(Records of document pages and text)
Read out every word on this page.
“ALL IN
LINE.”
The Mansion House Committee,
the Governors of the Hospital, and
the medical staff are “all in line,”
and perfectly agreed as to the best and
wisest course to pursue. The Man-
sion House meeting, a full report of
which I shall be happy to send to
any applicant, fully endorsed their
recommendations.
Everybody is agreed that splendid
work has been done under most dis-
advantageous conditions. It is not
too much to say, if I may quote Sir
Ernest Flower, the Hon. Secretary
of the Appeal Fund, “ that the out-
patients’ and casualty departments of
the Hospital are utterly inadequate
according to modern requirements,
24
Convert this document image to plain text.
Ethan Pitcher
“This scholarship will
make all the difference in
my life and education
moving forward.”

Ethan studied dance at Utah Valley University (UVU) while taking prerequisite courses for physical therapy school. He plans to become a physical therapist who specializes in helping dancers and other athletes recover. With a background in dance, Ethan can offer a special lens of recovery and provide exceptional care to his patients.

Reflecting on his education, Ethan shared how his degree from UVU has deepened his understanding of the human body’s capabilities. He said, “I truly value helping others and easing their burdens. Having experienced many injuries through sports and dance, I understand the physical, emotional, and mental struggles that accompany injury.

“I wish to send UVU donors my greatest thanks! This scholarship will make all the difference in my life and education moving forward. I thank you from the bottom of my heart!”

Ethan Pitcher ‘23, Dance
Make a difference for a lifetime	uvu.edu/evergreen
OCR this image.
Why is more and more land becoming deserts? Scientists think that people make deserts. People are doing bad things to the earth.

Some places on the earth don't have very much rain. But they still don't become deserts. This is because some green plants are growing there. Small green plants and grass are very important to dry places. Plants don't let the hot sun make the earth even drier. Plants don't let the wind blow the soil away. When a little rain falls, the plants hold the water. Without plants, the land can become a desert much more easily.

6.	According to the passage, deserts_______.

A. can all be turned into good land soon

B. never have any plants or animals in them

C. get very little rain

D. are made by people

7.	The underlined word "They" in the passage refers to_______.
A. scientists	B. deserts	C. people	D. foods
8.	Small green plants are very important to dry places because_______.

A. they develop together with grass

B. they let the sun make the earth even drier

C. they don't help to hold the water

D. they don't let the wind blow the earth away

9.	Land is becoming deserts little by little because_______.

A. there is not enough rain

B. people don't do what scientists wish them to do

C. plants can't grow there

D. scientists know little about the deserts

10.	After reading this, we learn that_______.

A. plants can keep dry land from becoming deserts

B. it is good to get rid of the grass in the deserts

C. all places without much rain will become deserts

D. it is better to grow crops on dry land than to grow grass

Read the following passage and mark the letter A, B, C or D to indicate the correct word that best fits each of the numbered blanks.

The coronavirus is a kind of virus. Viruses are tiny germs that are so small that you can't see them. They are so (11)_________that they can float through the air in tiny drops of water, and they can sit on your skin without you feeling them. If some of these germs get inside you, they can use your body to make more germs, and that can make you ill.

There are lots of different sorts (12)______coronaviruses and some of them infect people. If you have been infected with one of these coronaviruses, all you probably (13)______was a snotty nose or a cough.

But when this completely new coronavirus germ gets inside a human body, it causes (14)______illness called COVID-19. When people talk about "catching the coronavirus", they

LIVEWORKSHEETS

Exercise
Restate the records word for word, leaving nothing out.

Expected output
Read out every word on this page.
“ALL IN
LINE.”
The Mansion House Committee,
the Governors of the Hospital, and
the medical staff are “all in line,”
and perfectly agreed as to the best and
wisest course to pursue. The Man-
sion House meeting, a full report of
which I shall be happy to send to
any applicant, fully endorsed their
recommendations.
Everybody is agreed that splendid
work has been done under most dis-
advantageous conditions. It is not
too much to say, if I may quote Sir
Ernest Flower, the Hon. Secretary
of the Appeal Fund, “ that the out-
patients’ and casualty departments of
the Hospital are utterly inadequate
according to modern requirements,
24
Convert this document image to plain text.
Ethan Pitcher
“This scholarship will
make all the difference in
my life and education
moving forward.”

Ethan studied dance at Utah Valley University (UVU) while taking prerequisite courses for physical therapy school. He plans to become a physical therapist who specializes in helping dancers and other athletes recover. With a background in dance, Ethan can offer a special lens of recovery and provide exceptional care to his patients.

Reflecting on his education, Ethan shared how his degree from UVU has deepened his understanding of the human body’s capabilities. He said, “I truly value helping others and easing their burdens. Having experienced many injuries through sports and dance, I understand the physical, emotional, and mental struggles that accompany injury.

“I wish to send UVU donors my greatest thanks! This scholarship will make all the difference in my life and education moving forward. I thank you from the bottom of my heart!”

Ethan Pitcher ‘23, Dance
Make a difference for a lifetime	uvu.edu/evergreen
OCR this image.
Why is more and more land becoming deserts? Scientists think that people make deserts. People are doing bad things to the earth.

Some places on the earth don't have very much rain. But they still don't become deserts. This is because some green plants are growing there. Small green plants and grass are very important to dry places. Plants don't let the hot sun make the earth even drier. Plants don't let the wind blow the soil away. When a little rain falls, the plants hold the water. Without plants, the land can become a desert much more easily.

6.	According to the passage, deserts_______.

A. can all be turned into good land soon

B. never have any plants or animals in them

C. get very little rain

D. are made by people

7.	The underlined word "They" in the passage refers to_______.
A. scientists	B. deserts	C. people	D. foods
8.	Small green plants are very important to dry places because_______.

A. they develop together with grass

B. they let the sun make the earth even drier

C. they don't help to hold the water

D. they don't let the wind blow the earth away

9.	Land is becoming deserts little by little because_______.

A. there is not enough rain

B. people don't do what scientists wish them to do

C. plants can't grow there

D. scientists know little about the deserts

10.	After reading this, we learn that_______.

A. plants can keep dry land from becoming deserts

B. it is good to get rid of the grass in the deserts

C. all places without much rain will become deserts

D. it is better to grow crops on dry land than to grow grass

Read the following passage and mark the letter A, B, C or D to indicate the correct word that best fits each of the numbered blanks.

The coronavirus is a kind of virus. Viruses are tiny germs that are so small that you can't see them. They are so (11)_________that they can float through the air in tiny drops of water, and they can sit on your skin without you feeling them. If some of these germs get inside you, they can use your body to make more germs, and that can make you ill.

There are lots of different sorts (12)______coronaviruses and some of them infect people. If you have been infected with one of these coronaviruses, all you probably (13)______was a snotty nose or a cough.

But when this completely new coronavirus germ gets inside a human body, it causes (14)______illness called COVID-19. When people talk about "catching the coronavirus", they

LIVEWORKSHEETS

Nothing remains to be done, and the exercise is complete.